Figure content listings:
* START *

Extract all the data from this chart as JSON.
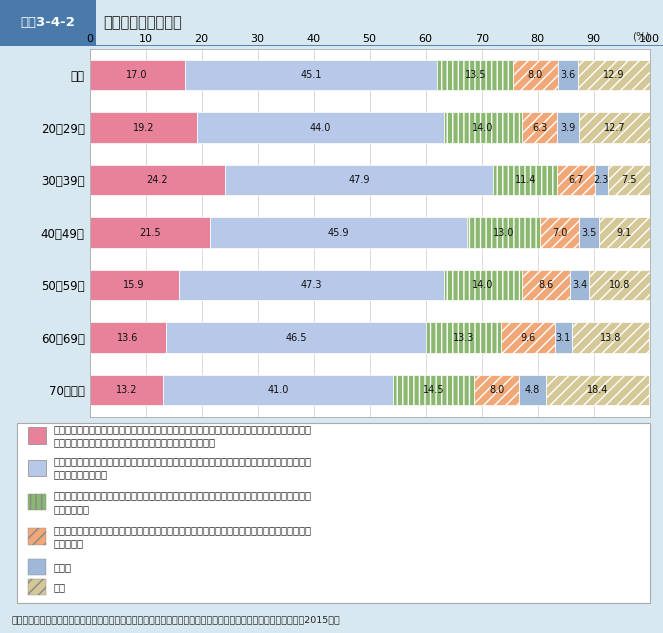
{
  "title_label": "図表3-4-2",
  "title_main": "少子化対策の在り方",
  "categories": [
    "総数",
    "20〜29歳",
    "30〜39歳",
    "40〜49歳",
    "50〜59歳",
    "60〜69歳",
    "70歳以上"
  ],
  "series": [
    {
      "name_line1": "少子化対策（子ども・子育て支援）は社会全体で行うべきものであり、育児に関わらない人の税",
      "name_line2": "や社会保険料の負担が増えても、大幅に拡充するべきである",
      "values": [
        17.0,
        19.2,
        24.2,
        21.5,
        15.9,
        13.6,
        13.2
      ],
      "color": "#e8829a",
      "hatch": ""
    },
    {
      "name_line1": "税や社会保険料の負担を考慮しながら、現行の少子化対策（子ども・子育て支援）をより充実さ",
      "name_line2": "せていくべきである",
      "values": [
        45.1,
        44.0,
        47.9,
        45.9,
        47.3,
        46.5,
        41.0
      ],
      "color": "#b8c8e8",
      "hatch": ""
    },
    {
      "name_line1": "現行の公的な少子化対策（子ども・子育て支援）は十分に充実しているので、現行の対策を維持",
      "name_line2": "すべきである",
      "values": [
        13.5,
        14.0,
        11.4,
        13.0,
        14.0,
        13.3,
        14.5
      ],
      "color": "#8ab870",
      "hatch": "|||"
    },
    {
      "name_line1": "子育ては個々人が行うものであり、少子化対策（子ども・子育て支援）を公的な社会保障で行う",
      "name_line2": "必要はない",
      "values": [
        8.0,
        6.3,
        6.7,
        7.0,
        8.6,
        9.6,
        8.0
      ],
      "color": "#f0a878",
      "hatch": "///"
    },
    {
      "name_line1": "その他",
      "name_line2": "",
      "values": [
        3.6,
        3.9,
        2.3,
        3.5,
        3.4,
        3.1,
        4.8
      ],
      "color": "#a0b8d8",
      "hatch": "==="
    },
    {
      "name_line1": "不詳",
      "name_line2": "",
      "values": [
        12.9,
        12.7,
        7.5,
        9.1,
        10.8,
        13.8,
        18.4
      ],
      "color": "#d4c898",
      "hatch": "///"
    }
  ],
  "xlim": [
    0,
    100
  ],
  "xticks": [
    0,
    10,
    20,
    30,
    40,
    50,
    60,
    70,
    80,
    90,
    100
  ],
  "percent_label": "(%)",
  "source": "資料：厚生労働省政策統括官付政策評価官室「社会保障における公的・私的サービスに関する意識調査報告書」（2015年）",
  "background_color": "#d8e8f0",
  "chart_bg": "#ffffff",
  "title_box_color": "#4a7aaa",
  "title_bg": "#ffffff",
  "header_bg": "#dce8f0"
}
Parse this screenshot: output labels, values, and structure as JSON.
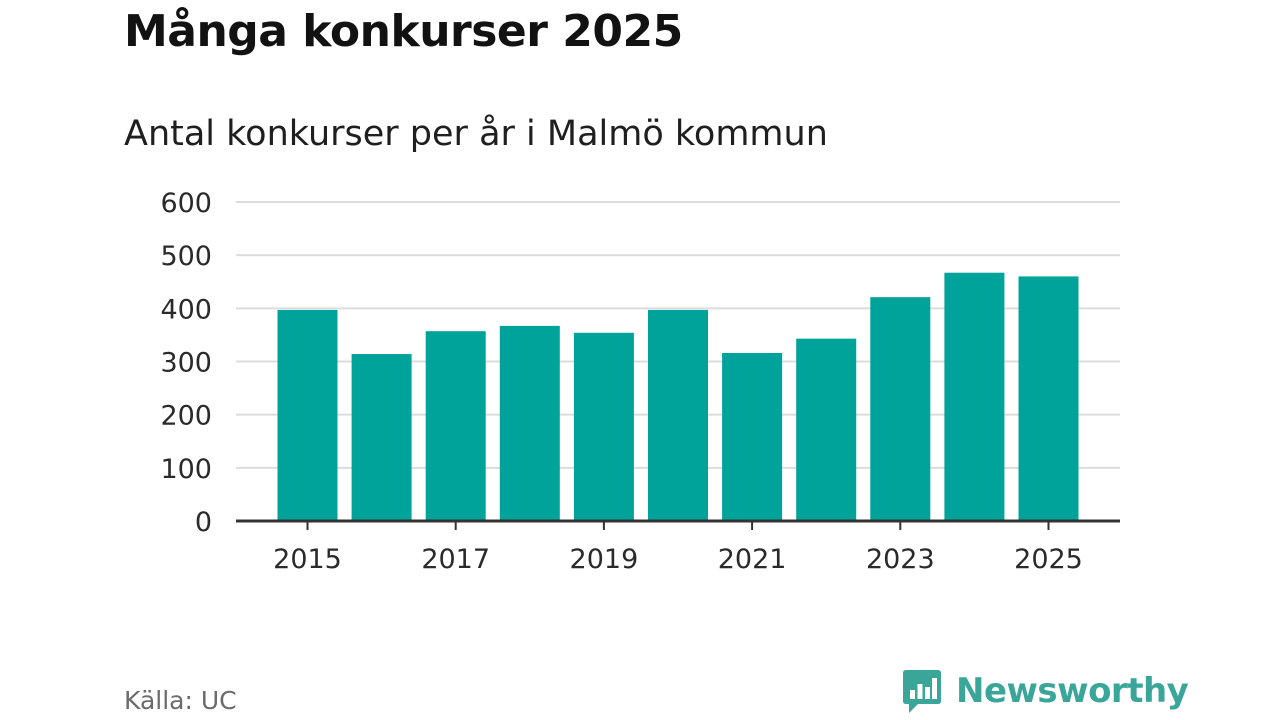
{
  "header": {
    "title": "Många konkurser 2025",
    "subtitle": "Antal konkurser per år i Malmö kommun"
  },
  "footer": {
    "source": "Källa: UC",
    "brand": "Newsworthy"
  },
  "colors": {
    "bar": "#00a39a",
    "brand": "#3aa69a",
    "grid": "#dcdcdc",
    "axis": "#333333"
  },
  "chart_data": {
    "type": "bar",
    "title": "Antal konkurser per år i Malmö kommun",
    "xlabel": "",
    "ylabel": "",
    "categories": [
      "2015",
      "2016",
      "2017",
      "2018",
      "2019",
      "2020",
      "2021",
      "2022",
      "2023",
      "2024",
      "2025"
    ],
    "values": [
      397,
      314,
      357,
      367,
      354,
      397,
      316,
      343,
      421,
      467,
      460
    ],
    "ylim": [
      0,
      600
    ],
    "yticks": [
      "0",
      "100",
      "200",
      "300",
      "400",
      "500",
      "600"
    ],
    "xtick_labels": [
      "2015",
      "2017",
      "2019",
      "2021",
      "2023",
      "2025"
    ],
    "grid": true
  }
}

* END *

Quote the listing above in full, except for the pictures.

■ **Exercise output**:
Extract all the data from this chart as JSON.
{
  "title_label": "図表3-4-2",
  "title_main": "少子化対策の在り方",
  "categories": [
    "総数",
    "20〜29歳",
    "30〜39歳",
    "40〜49歳",
    "50〜59歳",
    "60〜69歳",
    "70歳以上"
  ],
  "series": [
    {
      "name_line1": "少子化対策（子ども・子育て支援）は社会全体で行うべきものであり、育児に関わらない人の税",
      "name_line2": "や社会保険料の負担が増えても、大幅に拡充するべきである",
      "values": [
        17.0,
        19.2,
        24.2,
        21.5,
        15.9,
        13.6,
        13.2
      ],
      "color": "#e8829a",
      "hatch": ""
    },
    {
      "name_line1": "税や社会保険料の負担を考慮しながら、現行の少子化対策（子ども・子育て支援）をより充実さ",
      "name_line2": "せていくべきである",
      "values": [
        45.1,
        44.0,
        47.9,
        45.9,
        47.3,
        46.5,
        41.0
      ],
      "color": "#b8c8e8",
      "hatch": ""
    },
    {
      "name_line1": "現行の公的な少子化対策（子ども・子育て支援）は十分に充実しているので、現行の対策を維持",
      "name_line2": "すべきである",
      "values": [
        13.5,
        14.0,
        11.4,
        13.0,
        14.0,
        13.3,
        14.5
      ],
      "color": "#8ab870",
      "hatch": "|||"
    },
    {
      "name_line1": "子育ては個々人が行うものであり、少子化対策（子ども・子育て支援）を公的な社会保障で行う",
      "name_line2": "必要はない",
      "values": [
        8.0,
        6.3,
        6.7,
        7.0,
        8.6,
        9.6,
        8.0
      ],
      "color": "#f0a878",
      "hatch": "///"
    },
    {
      "name_line1": "その他",
      "name_line2": "",
      "values": [
        3.6,
        3.9,
        2.3,
        3.5,
        3.4,
        3.1,
        4.8
      ],
      "color": "#a0b8d8",
      "hatch": "==="
    },
    {
      "name_line1": "不詳",
      "name_line2": "",
      "values": [
        12.9,
        12.7,
        7.5,
        9.1,
        10.8,
        13.8,
        18.4
      ],
      "color": "#d4c898",
      "hatch": "///"
    }
  ],
  "xlim": [
    0,
    100
  ],
  "xticks": [
    0,
    10,
    20,
    30,
    40,
    50,
    60,
    70,
    80,
    90,
    100
  ],
  "percent_label": "(%)",
  "source": "資料：厚生労働省政策統括官付政策評価官室「社会保障における公的・私的サービスに関する意識調査報告書」（2015年）",
  "background_color": "#d8e8f0",
  "chart_bg": "#ffffff",
  "title_box_color": "#4a7aaa",
  "title_bg": "#ffffff",
  "header_bg": "#dce8f0"
}
Parse this screenshot: output labels, values, and structure as JSON.
{
  "header": {
    "title": "Många konkurser 2025",
    "subtitle": "Antal konkurser per år i Malmö kommun"
  },
  "footer": {
    "source": "Källa: UC",
    "brand": "Newsworthy"
  },
  "colors": {
    "bar": "#00a39a",
    "brand": "#3aa69a",
    "grid": "#dcdcdc",
    "axis": "#333333"
  },
  "chart_data": {
    "type": "bar",
    "title": "Antal konkurser per år i Malmö kommun",
    "xlabel": "",
    "ylabel": "",
    "categories": [
      "2015",
      "2016",
      "2017",
      "2018",
      "2019",
      "2020",
      "2021",
      "2022",
      "2023",
      "2024",
      "2025"
    ],
    "values": [
      397,
      314,
      357,
      367,
      354,
      397,
      316,
      343,
      421,
      467,
      460
    ],
    "ylim": [
      0,
      600
    ],
    "yticks": [
      "0",
      "100",
      "200",
      "300",
      "400",
      "500",
      "600"
    ],
    "xtick_labels": [
      "2015",
      "2017",
      "2019",
      "2021",
      "2023",
      "2025"
    ],
    "grid": true
  }
}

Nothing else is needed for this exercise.